■ Exercise description:
Pick out every line of the entries below where "Despite" occurs, and copy those lines.

■ Input material:
• • •

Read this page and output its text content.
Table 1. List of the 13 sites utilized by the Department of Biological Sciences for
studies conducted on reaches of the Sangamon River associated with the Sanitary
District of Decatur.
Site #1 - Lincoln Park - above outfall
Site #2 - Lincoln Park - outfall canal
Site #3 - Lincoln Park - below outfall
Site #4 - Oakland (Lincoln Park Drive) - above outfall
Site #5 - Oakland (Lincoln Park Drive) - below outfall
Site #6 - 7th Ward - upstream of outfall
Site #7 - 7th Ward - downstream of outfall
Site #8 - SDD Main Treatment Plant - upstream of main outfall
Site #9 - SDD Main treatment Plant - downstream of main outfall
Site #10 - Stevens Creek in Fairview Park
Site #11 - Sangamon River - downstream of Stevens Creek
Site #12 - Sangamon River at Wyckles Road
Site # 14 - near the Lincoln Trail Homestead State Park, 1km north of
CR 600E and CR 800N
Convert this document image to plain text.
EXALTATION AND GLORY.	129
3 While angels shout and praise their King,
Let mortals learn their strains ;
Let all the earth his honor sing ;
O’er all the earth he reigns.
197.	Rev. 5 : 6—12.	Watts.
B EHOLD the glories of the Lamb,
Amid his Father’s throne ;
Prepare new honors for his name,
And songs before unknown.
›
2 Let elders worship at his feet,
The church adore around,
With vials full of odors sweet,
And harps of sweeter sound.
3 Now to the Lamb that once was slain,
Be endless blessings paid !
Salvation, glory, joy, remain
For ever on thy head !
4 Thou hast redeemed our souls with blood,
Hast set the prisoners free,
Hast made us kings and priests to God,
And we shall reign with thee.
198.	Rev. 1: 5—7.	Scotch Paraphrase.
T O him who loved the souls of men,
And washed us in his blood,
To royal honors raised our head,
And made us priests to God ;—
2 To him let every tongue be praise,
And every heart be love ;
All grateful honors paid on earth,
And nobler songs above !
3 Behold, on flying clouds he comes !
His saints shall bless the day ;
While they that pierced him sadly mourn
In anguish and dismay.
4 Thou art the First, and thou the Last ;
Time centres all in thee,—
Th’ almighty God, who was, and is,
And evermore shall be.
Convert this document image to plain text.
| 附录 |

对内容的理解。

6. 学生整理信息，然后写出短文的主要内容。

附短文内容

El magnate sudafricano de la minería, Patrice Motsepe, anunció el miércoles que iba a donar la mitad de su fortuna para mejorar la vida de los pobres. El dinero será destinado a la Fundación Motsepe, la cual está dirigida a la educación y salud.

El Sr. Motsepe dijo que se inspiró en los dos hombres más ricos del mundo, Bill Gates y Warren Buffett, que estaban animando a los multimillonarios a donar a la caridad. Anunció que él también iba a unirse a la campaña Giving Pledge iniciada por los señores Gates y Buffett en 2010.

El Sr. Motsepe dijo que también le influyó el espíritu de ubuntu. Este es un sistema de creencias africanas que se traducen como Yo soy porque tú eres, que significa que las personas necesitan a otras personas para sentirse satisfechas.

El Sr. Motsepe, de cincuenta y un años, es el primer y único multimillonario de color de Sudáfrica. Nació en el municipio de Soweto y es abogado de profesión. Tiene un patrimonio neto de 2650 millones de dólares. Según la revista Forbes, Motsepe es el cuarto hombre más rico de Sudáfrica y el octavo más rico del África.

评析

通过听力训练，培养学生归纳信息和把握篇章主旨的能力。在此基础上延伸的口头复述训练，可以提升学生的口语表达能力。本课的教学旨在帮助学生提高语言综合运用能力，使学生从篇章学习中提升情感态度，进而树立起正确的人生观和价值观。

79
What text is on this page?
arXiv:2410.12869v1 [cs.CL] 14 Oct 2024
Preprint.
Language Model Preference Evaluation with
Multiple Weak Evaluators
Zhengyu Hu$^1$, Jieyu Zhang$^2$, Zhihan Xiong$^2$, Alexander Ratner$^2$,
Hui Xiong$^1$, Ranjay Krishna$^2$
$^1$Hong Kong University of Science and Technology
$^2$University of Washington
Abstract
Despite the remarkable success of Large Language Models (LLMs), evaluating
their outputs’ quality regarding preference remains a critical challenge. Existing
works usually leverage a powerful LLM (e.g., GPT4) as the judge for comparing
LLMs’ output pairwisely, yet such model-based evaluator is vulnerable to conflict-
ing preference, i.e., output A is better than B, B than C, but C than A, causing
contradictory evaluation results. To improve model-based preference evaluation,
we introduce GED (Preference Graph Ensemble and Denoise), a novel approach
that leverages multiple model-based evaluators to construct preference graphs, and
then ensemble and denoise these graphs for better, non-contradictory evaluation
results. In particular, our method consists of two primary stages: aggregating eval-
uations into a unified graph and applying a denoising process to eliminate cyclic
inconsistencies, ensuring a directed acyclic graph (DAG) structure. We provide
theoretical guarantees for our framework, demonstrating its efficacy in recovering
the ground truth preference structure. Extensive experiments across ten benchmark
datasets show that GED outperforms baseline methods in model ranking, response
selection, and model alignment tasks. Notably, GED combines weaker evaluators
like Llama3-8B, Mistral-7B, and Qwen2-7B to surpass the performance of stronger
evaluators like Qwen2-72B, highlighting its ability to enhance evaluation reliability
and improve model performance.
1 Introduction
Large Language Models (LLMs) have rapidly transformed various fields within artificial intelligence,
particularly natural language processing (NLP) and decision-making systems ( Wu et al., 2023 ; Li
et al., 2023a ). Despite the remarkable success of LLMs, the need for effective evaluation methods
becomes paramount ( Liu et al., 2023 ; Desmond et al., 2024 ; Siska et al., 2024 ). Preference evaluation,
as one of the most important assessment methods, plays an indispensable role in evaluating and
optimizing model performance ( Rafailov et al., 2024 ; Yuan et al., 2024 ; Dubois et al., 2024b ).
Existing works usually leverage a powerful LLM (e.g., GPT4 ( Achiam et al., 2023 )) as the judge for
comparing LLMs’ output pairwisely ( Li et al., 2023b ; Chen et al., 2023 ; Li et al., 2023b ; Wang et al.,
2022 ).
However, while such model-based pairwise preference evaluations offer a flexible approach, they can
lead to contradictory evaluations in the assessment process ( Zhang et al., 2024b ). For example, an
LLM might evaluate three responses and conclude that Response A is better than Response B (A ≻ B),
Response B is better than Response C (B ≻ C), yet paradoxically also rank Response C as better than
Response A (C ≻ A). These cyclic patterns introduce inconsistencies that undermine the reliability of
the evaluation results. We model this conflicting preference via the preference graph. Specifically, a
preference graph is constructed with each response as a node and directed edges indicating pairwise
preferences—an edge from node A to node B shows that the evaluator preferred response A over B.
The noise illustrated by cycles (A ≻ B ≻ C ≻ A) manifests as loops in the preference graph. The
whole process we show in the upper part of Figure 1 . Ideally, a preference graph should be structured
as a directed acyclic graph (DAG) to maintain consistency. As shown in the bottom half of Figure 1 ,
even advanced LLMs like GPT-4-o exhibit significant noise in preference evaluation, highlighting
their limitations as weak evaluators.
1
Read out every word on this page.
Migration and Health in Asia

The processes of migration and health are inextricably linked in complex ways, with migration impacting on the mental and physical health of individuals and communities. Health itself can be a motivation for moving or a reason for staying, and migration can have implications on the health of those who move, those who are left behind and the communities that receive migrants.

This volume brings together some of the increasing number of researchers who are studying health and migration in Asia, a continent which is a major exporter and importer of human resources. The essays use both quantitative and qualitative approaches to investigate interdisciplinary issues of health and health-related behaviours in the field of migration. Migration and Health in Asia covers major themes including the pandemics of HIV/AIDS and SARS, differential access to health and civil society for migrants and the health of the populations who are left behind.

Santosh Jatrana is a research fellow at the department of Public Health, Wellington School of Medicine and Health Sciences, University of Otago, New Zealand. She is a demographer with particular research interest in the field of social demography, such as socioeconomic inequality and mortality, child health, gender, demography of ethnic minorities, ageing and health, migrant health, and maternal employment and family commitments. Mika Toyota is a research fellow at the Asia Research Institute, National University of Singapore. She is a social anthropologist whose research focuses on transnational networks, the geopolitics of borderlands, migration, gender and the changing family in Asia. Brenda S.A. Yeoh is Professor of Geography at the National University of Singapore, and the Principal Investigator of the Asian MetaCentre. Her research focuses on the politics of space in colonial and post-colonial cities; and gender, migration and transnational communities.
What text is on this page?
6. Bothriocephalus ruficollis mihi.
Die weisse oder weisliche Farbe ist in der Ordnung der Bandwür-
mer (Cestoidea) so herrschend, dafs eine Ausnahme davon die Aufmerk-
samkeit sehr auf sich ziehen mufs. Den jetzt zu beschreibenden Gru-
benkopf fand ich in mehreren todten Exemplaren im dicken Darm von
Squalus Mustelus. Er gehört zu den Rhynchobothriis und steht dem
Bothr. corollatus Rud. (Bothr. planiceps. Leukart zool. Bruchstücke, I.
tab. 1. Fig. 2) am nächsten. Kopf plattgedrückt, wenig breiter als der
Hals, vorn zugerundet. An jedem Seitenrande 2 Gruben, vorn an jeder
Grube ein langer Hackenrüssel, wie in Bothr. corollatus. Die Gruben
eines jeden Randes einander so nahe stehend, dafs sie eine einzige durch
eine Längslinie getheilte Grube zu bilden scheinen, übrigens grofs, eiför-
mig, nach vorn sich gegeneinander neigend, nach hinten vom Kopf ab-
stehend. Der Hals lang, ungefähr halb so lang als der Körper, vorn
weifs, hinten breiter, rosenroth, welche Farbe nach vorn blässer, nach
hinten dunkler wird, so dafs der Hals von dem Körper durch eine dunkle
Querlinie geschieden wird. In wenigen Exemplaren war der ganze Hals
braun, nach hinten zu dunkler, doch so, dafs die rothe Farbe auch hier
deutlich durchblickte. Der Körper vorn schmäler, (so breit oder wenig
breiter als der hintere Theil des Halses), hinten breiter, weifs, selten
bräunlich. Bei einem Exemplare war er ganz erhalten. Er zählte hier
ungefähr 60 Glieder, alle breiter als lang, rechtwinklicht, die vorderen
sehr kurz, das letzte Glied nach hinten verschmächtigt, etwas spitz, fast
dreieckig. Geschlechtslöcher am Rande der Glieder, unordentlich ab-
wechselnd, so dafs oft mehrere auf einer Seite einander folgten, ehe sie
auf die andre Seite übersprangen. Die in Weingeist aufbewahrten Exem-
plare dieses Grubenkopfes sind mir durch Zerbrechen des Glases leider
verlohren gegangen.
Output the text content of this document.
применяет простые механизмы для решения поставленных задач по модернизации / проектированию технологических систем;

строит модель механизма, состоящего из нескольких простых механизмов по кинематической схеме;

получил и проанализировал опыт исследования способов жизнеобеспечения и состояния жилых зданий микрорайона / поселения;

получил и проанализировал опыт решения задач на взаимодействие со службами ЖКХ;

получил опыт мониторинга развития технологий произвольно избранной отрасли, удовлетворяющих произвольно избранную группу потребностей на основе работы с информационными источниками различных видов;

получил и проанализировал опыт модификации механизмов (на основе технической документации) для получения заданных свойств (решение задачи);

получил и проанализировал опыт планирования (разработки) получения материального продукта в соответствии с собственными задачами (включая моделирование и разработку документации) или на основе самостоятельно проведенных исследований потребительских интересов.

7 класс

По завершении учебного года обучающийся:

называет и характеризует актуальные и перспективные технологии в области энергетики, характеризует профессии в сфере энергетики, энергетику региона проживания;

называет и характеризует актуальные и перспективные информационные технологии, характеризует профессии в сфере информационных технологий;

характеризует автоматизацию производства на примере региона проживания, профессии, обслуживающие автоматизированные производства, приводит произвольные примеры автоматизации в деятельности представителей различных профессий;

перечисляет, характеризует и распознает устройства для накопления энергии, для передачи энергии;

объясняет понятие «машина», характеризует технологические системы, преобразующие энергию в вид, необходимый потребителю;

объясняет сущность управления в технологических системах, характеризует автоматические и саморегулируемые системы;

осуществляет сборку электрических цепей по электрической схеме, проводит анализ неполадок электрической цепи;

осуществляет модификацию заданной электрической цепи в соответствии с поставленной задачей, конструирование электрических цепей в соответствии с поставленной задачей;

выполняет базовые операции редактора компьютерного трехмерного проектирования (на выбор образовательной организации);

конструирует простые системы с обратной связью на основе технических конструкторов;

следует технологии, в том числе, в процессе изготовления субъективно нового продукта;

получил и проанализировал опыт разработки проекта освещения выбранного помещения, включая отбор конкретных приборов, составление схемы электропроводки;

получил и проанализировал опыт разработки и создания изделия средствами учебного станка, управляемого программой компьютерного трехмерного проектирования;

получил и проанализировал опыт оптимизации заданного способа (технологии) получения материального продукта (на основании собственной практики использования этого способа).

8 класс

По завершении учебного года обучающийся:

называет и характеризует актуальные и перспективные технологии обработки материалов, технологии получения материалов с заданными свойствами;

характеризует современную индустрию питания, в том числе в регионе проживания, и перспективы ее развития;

• • •

■ The solution:
Despite the remarkable success of Large Language Models (LLMs), evaluating
et al., 2023a ). Despite the remarkable success of LLMs, the need for effective evaluation methods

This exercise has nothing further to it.